• _What this task involves_: Locate every line that holds the string "Certified" and copy it.

┄┄┄┄┄┄

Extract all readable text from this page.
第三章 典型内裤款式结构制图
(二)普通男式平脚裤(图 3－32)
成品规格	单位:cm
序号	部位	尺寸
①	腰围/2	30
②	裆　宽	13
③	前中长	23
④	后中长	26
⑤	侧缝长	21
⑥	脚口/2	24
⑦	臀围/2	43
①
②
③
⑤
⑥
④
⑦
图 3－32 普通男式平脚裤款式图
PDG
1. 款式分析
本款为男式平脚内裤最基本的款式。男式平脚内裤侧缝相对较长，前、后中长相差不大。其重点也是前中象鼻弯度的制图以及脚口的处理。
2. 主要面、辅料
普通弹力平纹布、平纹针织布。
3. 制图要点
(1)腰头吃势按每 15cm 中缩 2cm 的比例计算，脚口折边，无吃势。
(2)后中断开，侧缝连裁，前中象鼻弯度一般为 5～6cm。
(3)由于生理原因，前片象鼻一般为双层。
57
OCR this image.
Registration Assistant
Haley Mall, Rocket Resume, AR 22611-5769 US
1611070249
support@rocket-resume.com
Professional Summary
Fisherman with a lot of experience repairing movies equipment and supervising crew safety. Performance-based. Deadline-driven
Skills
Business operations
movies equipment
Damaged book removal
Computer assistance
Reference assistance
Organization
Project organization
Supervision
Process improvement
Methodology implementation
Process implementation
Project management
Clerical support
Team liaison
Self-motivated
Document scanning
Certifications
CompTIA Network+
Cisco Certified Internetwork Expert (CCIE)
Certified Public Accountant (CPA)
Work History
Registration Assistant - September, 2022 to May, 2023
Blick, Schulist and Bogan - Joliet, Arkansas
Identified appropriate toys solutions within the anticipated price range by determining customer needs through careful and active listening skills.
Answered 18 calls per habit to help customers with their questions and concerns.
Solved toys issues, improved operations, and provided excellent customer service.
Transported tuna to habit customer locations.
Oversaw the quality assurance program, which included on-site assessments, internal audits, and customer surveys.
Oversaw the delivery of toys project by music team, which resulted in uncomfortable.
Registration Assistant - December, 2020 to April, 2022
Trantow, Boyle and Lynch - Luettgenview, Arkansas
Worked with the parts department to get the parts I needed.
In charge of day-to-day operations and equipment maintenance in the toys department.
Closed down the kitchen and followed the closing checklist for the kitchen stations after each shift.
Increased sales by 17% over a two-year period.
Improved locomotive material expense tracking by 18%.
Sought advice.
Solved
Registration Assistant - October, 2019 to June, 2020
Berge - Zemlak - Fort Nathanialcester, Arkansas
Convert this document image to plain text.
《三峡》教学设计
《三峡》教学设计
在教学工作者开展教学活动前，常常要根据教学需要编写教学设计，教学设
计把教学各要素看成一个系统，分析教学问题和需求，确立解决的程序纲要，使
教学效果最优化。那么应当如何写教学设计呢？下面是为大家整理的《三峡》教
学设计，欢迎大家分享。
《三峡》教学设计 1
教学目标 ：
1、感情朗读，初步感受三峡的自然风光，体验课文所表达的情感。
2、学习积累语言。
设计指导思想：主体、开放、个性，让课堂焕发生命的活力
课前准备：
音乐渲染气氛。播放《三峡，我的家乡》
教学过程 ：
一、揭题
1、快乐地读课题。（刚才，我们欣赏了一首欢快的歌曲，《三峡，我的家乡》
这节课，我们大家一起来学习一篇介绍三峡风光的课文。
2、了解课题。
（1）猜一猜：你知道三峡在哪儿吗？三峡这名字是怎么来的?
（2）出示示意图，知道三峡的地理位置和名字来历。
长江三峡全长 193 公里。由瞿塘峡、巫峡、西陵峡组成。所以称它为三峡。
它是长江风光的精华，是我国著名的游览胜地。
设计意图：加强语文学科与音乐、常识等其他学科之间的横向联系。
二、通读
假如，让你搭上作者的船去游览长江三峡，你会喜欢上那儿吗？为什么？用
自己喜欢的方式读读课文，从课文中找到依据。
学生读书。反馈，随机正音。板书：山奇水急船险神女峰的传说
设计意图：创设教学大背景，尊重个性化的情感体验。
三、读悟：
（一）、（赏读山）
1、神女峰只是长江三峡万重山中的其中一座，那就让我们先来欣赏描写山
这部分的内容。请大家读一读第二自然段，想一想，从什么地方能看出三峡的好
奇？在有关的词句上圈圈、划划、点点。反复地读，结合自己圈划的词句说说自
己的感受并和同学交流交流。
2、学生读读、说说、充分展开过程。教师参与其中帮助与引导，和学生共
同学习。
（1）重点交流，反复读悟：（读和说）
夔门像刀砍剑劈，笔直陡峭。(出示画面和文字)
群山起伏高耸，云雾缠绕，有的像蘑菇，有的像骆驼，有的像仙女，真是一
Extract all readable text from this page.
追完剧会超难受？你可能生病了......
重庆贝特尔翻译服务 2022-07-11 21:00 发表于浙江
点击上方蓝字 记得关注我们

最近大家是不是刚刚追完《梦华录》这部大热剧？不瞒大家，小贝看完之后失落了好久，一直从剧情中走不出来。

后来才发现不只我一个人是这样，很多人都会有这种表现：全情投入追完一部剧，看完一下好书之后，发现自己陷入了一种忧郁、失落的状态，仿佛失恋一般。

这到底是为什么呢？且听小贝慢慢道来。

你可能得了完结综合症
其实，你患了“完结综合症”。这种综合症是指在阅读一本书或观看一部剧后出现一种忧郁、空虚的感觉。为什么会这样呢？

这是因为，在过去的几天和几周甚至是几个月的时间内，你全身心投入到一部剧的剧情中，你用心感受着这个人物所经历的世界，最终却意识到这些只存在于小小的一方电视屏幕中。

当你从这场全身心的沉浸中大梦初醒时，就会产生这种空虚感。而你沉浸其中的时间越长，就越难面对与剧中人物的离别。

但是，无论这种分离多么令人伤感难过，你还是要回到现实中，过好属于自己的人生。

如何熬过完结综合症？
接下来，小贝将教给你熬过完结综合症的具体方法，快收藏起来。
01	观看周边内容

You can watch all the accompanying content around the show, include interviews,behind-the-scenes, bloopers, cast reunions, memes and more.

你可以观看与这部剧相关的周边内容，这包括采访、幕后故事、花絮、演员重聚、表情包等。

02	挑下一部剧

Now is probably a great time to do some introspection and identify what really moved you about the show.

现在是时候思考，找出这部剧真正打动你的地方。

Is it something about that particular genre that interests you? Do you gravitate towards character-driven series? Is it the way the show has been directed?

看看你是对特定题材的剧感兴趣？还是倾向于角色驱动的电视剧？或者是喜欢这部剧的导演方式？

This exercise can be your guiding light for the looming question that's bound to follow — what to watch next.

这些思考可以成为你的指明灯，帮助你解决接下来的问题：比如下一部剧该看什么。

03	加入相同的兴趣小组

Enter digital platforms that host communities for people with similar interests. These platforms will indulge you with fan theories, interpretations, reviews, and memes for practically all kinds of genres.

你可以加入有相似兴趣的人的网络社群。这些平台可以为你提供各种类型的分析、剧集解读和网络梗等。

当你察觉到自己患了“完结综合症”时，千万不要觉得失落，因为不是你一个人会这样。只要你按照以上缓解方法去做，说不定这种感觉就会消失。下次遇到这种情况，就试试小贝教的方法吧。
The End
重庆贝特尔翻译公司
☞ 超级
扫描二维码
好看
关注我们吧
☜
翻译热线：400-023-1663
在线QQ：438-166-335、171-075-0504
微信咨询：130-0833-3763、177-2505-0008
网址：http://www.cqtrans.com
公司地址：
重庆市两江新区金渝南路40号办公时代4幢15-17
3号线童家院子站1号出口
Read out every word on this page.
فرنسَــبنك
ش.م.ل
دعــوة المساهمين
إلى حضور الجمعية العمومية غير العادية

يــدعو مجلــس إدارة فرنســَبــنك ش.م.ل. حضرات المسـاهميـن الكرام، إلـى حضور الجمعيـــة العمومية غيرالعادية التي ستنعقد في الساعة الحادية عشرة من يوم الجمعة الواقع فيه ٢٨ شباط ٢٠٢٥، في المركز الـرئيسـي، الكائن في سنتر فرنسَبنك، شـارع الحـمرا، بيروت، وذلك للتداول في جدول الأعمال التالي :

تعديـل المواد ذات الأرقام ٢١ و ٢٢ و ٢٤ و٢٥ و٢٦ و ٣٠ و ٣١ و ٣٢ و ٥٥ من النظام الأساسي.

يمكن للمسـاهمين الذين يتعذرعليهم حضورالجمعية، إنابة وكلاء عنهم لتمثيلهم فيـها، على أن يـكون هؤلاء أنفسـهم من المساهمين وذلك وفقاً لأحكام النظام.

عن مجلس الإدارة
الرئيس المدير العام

┄┄┄┄┄┄

• _Reply_:
Cisco Certified Internetwork Expert (CCIE)
Certified Public Accountant (CPA)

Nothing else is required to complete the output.